Objective
Extract every line that includes the string "между".

Records shown
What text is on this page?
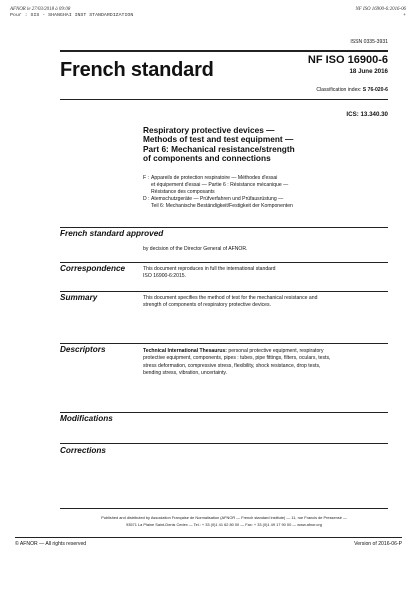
AFNOR le 27/03/2018 à 09:08
Pour : SIS - SHANGHAI INST STANDARDIZATION
NF ISO 16900-6:2016-06
+
ISSN 0335-3931
French standard	NF ISO 16900-6
18 June 2016
Classification index: S 76-020-6
ICS: 13.340.30
Respiratory protective devices —
Methods of test and test equipment —
Part 6: Mechanical resistance/strength
of components and connections
F : Appareils de protection respiratoire — Méthodes d'essai
et équipement d'essai — Partie 6 : Résistance mécanique —
Résistance des composants
D : Atemschutzgeräte — Prüfverfahren und Prüfausrüstung —
Teil 6: Mechanische Beständigkeit/Festigkeit der Komponenten
French standard approved
by decision of the Director General of AFNOR.
Correspondence	This document reproduces in full the international standard
ISO 16900-6:2015.
Summary	This document specifies the method of test for the mechanical resistance and
strength of components of respiratory protective devices.
Descriptors	Technical International Thesaurus: personal protective equipment, respiratory
protective equipment, components, pipes : tubes, pipe fittings, filters, oculars, tests,
stress deformation, compressive stress, flexibility, shock resistance, drop tests,
bending stress, vibration, uncertainty.
Modifications
Corrections
Published and distributed by Association Française de Normalisation (AFNOR — French standard institute) — 11, rue Francis de Pressensé —
93571 La Plaine Saint-Denis Cedex — Tel.: + 33 (0)1 41 62 80 00 — Fax: + 33 (0)1 49 17 90 00 — www.afnor.org
© AFNOR — All rights reserved	Version of 2016-06-P
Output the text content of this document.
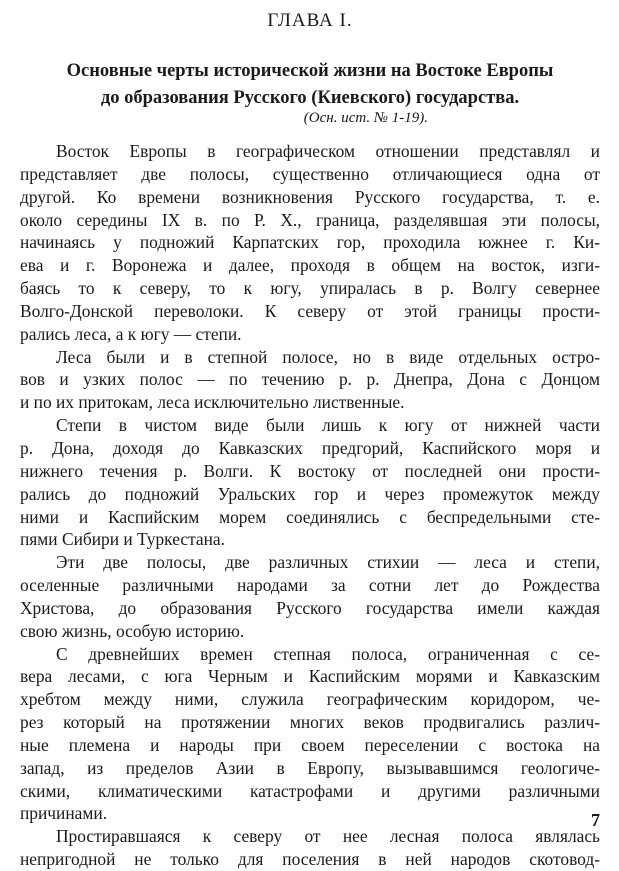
ГЛАВА I.
Основные черты исторической жизни на Востоке Европы
до образования Русского (Киевского) государства.
(Осн. ист. № 1-19).
Восток Европы в географическом отношении представлял и
представляет две полосы, существенно отличающиеся одна от
другой. Ко времени возникновения Русского государства, т. е.
около середины IX в. по Р. Х., граница, разделявшая эти полосы,
начинаясь у подножий Карпатских гор, проходила южнее г. Ки-
ева и г. Воронежа и далее, проходя в общем на восток, изги-
баясь то к северу, то к югу, упиралась в р. Волгу севернее
Волго-Донской переволоки. К северу от этой границы прости-
рались леса, а к югу — степи.
Леса были и в степной полосе, но в виде отдельных остро-
вов и узких полос — по течению р. р. Днепра, Дона с Донцом
и по их притокам, леса исключительно лиственные.
Степи в чистом виде были лишь к югу от нижней части
р. Дона, доходя до Кавказских предгорий, Каспийского моря и
нижнего течения р. Волги. К востоку от последней они прости-
рались до подножий Уральских гор и через промежуток между
ними и Каспийским морем соединялись с беспредельными сте-
пями Сибири и Туркестана.
Эти две полосы, две различных стихии — леса и степи,
оселенные различными народами за сотни лет до Рождества
Христова, до образования Русского государства имели каждая
свою жизнь, особую историю.
С древнейших времен степная полоса, ограниченная с се-
вера лесами, с юга Черным и Каспийским морями и Кавказским
хребтом между ними, служила географическим коридором, че-
рез который на протяжении многих веков продвигались различ-
ные племена и народы при своем переселении с востока на
запад, из пределов Азии в Европу, вызывавшимся геологиче-
скими, климатическими катастрофами и другими различными
причинами.
Простиравшаяся к северу от нее лесная полоса являлась
непригодной не только для поселения в ней народов скотовод-
7
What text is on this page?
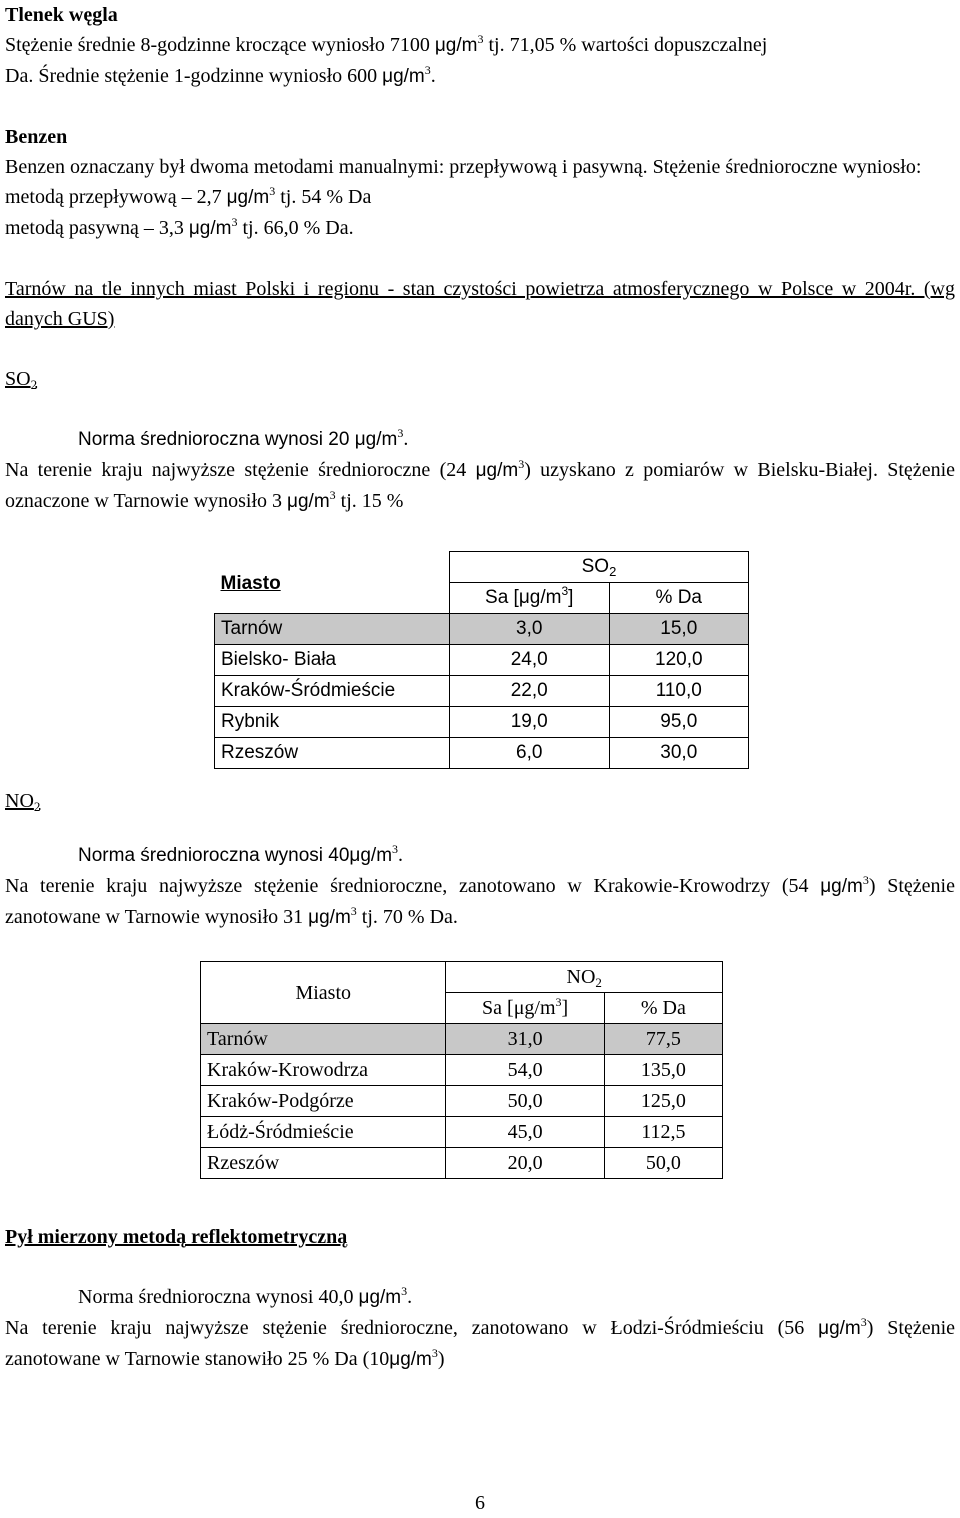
Tlenek węgla

Stężenie średnie 8-godzinne kroczące wyniosło 7100 $\mu g/m^3$ tj. 71,05 % wartości dopuszczalnej

Da. Średnie stężenie 1-godzinne wyniosło 600 $\mu g/m^3$.

Benzen

Benzen oznaczany był dwoma metodami manualnymi: przepływową i pasywną. Stężenie średnioroczne wyniosło:

metodą przepływową – 2,7 $\mu g/m^3$ tj. 54 % Da

metodą pasywną – 3,3 $\mu g/m^3$ tj. 66,0 % Da.

Tarnów na tle innych miast Polski i regionu - stan czystości powietrza atmosferycznego w Polsce w 2004r. (wg danych GUS)

$SO_2$

Norma średnioroczna wynosi 20 $\mu g/m^3$.

Na terenie kraju najwyższe stężenie średnioroczne (24 $\mu g/m^3$) uzyskano z pomiarów w Bielsku-Białej. Stężenie oznaczone w Tarnowie wynosiło 3 $\mu g/m^3$ tj. 15 %

Miasto	$SO_2$
	Sa $[\mu g/m^3]$	% Da
Tarnów	3,0	15,0
Bielsko- Biała	24,0	120,0
Kraków-Śródmieście	22,0	110,0
Rybnik	19,0	95,0
Rzeszów	6,0	30,0

$NO_2$

Norma średnioroczna wynosi $40\mu g/m^3$.

Na terenie kraju najwyższe stężenie średnioroczne, zanotowano w Krakowie-Krowodrzy (54 $\mu g/m^3$) Stężenie zanotowane w Tarnowie wynosiło 31 $\mu g/m^3$ tj. 70 % Da.

Miasto	$NO_2$
	Sa $[\mu g/m^3]$	% Da
Tarnów	31,0	77,5
Kraków-Krowodrza	54,0	135,0
Kraków-Podgórze	50,0	125,0
Łódż-Śródmieście	45,0	112,5
Rzeszów	20,0	50,0

Pył mierzony metodą reflektometryczną

Norma średnioroczna wynosi 40,0 $\mu g/m^3$.

Na terenie kraju najwyższe stężenie średnioroczne, zanotowano w Łodzi-Śródmieściu (56 $\mu g/m^3$) Stężenie zanotowane w Tarnowie stanowiło 25 % Da $(10\mu g/m^3)$

6
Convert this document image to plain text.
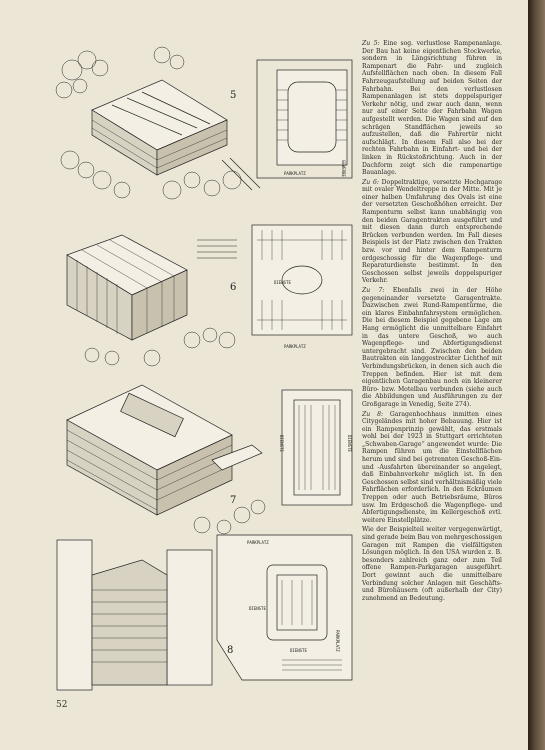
PARKPLATZ	GEWERBE
5
DIENSTE
PARKPLATZ
6
DIENSTE	DIENSTE
7
PARKPLATZ
DIENSTE
DIENSTE	PARKPLATZ
8

Zu 5: Eine sog. verlustlose Rampenanlage. Der Bau hat keine eigentlichen Stockwerke, sondern in Längsrichtung führen in Rampenart die Fahr- und zugleich Aufstellflächen nach oben. In diesem Fall Fahrzeugaufstellung auf beiden Seiten der Fahrbahn. Bei den verlustlosen Rampenanlagen ist stets doppelspuriger Verkehr nötig, und zwar auch dann, wenn nur auf einer Seite der Fahrbahn Wagen aufgestellt werden. Die Wagen sind auf den schrägen Standflächen jeweils so aufzustellen, daß die Fahrertür nicht aufschlägt. In diesem Fall also bei der rechten Fahrbahn in Einfahrt- und bei der linken in Rückstoßrichtung. Auch in der Dachform zeigt sich die rampenartige Bauanlage.

Zu 6: Doppeltraktige, versetzte Hochgarage mit ovaler Wendeltreppe in der Mitte. Mit je einer halben Umfahrung des Ovals ist eine der versetzten Geschoßhöhen erreicht. Der Rampenturm selbst kann unabhängig von den beiden Garagentrakten ausgeführt und mit diesen dann durch entsprechende Brücken verbunden werden. Im Fall dieses Beispiels ist der Platz zwischen den Trakten bzw. vor und hinter dem Rampenturm erdgeschossig für die Wagenpflege- und Reparaturdienste bestimmt. In den Geschossen selbst jeweils doppelspuriger Verkehr.

Zu 7: Ebenfalls zwei in der Höhe gegeneinander versetzte Garagentrakte. Dazwischen zwei Rund-Rampentürme, die ein klares Einbahnfahrsystem ermöglichen. Die bei diesem Beispiel gegebene Lage am Hang ermöglicht die unmittelbare Einfahrt in das untere Geschoß, wo auch Wagenpflege- und Abfertigungsdienst untergebracht sind. Zwischen den beiden Bautrakten ein langgestreckter Lichthof mit Verbindungsbrücken, in denen sich auch die Treppen befinden. Hier ist mit dem eigentlichen Garagenbau noch ein kleinerer Büro- bzw. Motelbau verbunden (siehe auch die Abbildungen und Ausführungen zu der Großgarage in Venedig, Seite 274).

Zu 8: Garagenhochhaus inmitten eines Citygeländes mit hoher Bebauung. Hier ist ein Rampenprinzip gewählt, das erstmals wohl bei der 1923 in Stuttgart errichteten „Schwaben-Garage“ angewendet wurde: Die Rampen führen um die Einstellflächen herum und sind bei getrennten Geschoß-Ein- und -Ausfahrten übereinander so angelegt, daß Einbahnverkehr möglich ist. In den Geschossen selbst sind verhältnismäßig viele Fahrflächen erforderlich. In den Eckräumen Treppen oder auch Betriebsräume, Büros usw. Im Erdgeschoß die Wagenpflege- und Abfertigungsdienste, im Kellergeschoß evtl. weitere Einstellplätze.

Wie der Beispielteil weiter vergegenwärtigt, sind gerade beim Bau von mehrgeschossigen Garagen mit Rampen die vielfältigsten Lösungen möglich. In den USA wurden z. B. besonders zahlreich ganz oder zum Teil offene Rampen-Parkgaragen ausgeführt. Dort gewinnt auch die unmittelbare Verbindung solcher Anlagen mit Geschäfts- und Bürohäusern (oft außerhalb der City) zunehmend an Bedeutung.

52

Solution to this task
рались до подножий Уральских гор и через промежуток между
хребтом между ними, служила географическим коридором, че-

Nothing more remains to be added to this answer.